■ To be done
Give the data again exactly as written, skipping any pictures.

──────── Material supplied

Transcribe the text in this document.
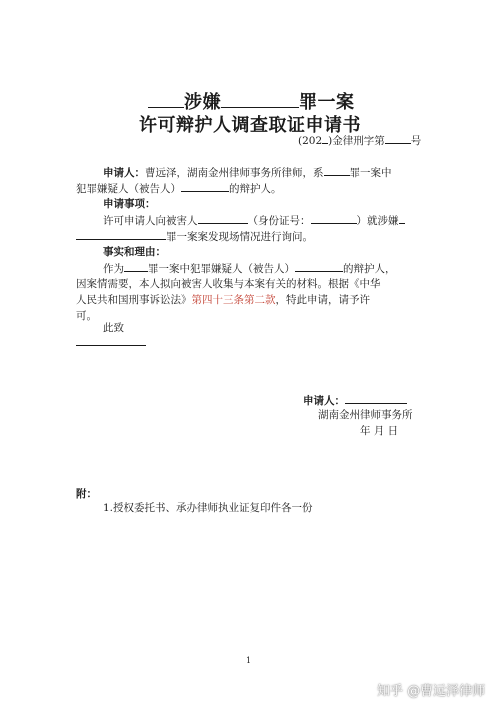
涉嫌	罪一案
许可辩护人调查取证申请书
(202 )金律刑字第 号
申请人：曹远泽，湖南金州律师事务所律师，系 罪一案中
犯罪嫌疑人（被告人）	的辩护人。
申请事项：
许可申请人向被害人	（身份证号：	）就涉嫌
罪一案案发现场情况进行询问。
事实和理由：
作为 罪一案中犯罪嫌疑人（被告人）	的辩护人，
因案情需要，本人拟向被害人收集与本案有关的材料。根据《中华
人民共和国刑事诉讼法》第四十三条第二款，特此申请，请予许
可。
此致
申请人：
湖南金州律师事务所
年 月 日
附：
1.授权委托书、承办律师执业证复印件各一份
1
知乎 @曹远泽律师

────────────────

■ Solution for this problem
Transcribe the text in this document.
涉嫌	罪一案
许可辩护人调查取证申请书
(202 )金律刑字第 号
申请人：曹远泽，湖南金州律师事务所律师，系 罪一案中
犯罪嫌疑人（被告人）	的辩护人。
申请事项：
许可申请人向被害人	（身份证号：	）就涉嫌
罪一案案发现场情况进行询问。
事实和理由：
作为 罪一案中犯罪嫌疑人（被告人）	的辩护人，
因案情需要，本人拟向被害人收集与本案有关的材料。根据《中华
人民共和国刑事诉讼法》第四十三条第二款，特此申请，请予许
可。
此致
申请人：
湖南金州律师事务所
年 月 日
附：
1.授权委托书、承办律师执业证复印件各一份
1
知乎 @曹远泽律师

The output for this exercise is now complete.